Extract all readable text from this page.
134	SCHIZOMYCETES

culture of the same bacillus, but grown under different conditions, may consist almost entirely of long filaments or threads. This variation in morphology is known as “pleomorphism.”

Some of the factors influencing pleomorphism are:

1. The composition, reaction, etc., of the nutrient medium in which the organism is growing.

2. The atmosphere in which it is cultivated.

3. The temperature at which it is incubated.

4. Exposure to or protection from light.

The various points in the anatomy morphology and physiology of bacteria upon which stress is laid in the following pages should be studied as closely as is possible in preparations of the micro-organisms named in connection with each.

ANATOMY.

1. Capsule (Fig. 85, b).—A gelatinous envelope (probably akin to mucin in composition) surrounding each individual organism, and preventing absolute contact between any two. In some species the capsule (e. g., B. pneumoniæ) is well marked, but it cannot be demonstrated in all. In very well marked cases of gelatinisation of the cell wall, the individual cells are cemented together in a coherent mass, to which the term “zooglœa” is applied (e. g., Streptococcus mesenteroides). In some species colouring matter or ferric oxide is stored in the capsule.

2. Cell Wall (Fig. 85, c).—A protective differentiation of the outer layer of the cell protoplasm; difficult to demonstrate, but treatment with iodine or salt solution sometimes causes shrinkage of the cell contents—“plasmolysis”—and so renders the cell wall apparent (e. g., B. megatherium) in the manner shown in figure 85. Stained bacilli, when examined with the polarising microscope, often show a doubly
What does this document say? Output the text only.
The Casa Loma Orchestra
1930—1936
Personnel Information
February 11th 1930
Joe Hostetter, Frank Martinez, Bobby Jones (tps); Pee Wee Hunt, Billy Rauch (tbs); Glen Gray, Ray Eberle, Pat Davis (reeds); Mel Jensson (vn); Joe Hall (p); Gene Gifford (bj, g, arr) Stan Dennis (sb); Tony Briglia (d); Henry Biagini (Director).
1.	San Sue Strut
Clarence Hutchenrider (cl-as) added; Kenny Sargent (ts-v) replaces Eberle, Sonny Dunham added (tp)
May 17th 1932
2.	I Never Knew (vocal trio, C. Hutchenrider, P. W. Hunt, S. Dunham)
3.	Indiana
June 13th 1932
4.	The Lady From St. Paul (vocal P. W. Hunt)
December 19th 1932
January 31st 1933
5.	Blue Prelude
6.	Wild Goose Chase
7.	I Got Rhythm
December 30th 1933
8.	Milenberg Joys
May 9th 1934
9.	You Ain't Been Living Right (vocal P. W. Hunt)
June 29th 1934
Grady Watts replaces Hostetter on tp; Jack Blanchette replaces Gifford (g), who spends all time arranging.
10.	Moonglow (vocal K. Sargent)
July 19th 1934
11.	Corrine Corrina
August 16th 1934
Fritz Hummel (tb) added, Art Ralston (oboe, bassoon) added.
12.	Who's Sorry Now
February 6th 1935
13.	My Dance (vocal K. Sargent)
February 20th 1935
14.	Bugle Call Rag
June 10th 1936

• Activity
Each line from the one containing "What does this" through the end of the entries, both included, is to be returned exactly, with no other lines.

• Exercise result
What does this document say? Output the text only.
The Casa Loma Orchestra
1930—1936
Personnel Information
February 11th 1930
Joe Hostetter, Frank Martinez, Bobby Jones (tps); Pee Wee Hunt, Billy Rauch (tbs); Glen Gray, Ray Eberle, Pat Davis (reeds); Mel Jensson (vn); Joe Hall (p); Gene Gifford (bj, g, arr) Stan Dennis (sb); Tony Briglia (d); Henry Biagini (Director).
1.	San Sue Strut
Clarence Hutchenrider (cl-as) added; Kenny Sargent (ts-v) replaces Eberle, Sonny Dunham added (tp)
May 17th 1932
2.	I Never Knew (vocal trio, C. Hutchenrider, P. W. Hunt, S. Dunham)
3.	Indiana
June 13th 1932
4.	The Lady From St. Paul (vocal P. W. Hunt)
December 19th 1932
January 31st 1933
5.	Blue Prelude
6.	Wild Goose Chase
7.	I Got Rhythm
December 30th 1933
8.	Milenberg Joys
May 9th 1934
9.	You Ain't Been Living Right (vocal P. W. Hunt)
June 29th 1934
Grady Watts replaces Hostetter on tp; Jack Blanchette replaces Gifford (g), who spends all time arranging.
10.	Moonglow (vocal K. Sargent)
July 19th 1934
11.	Corrine Corrina
August 16th 1934
Fritz Hummel (tb) added, Art Ralston (oboe, bassoon) added.
12.	Who's Sorry Now
February 6th 1935
13.	My Dance (vocal K. Sargent)
February 20th 1935
14.	Bugle Call Rag
June 10th 1936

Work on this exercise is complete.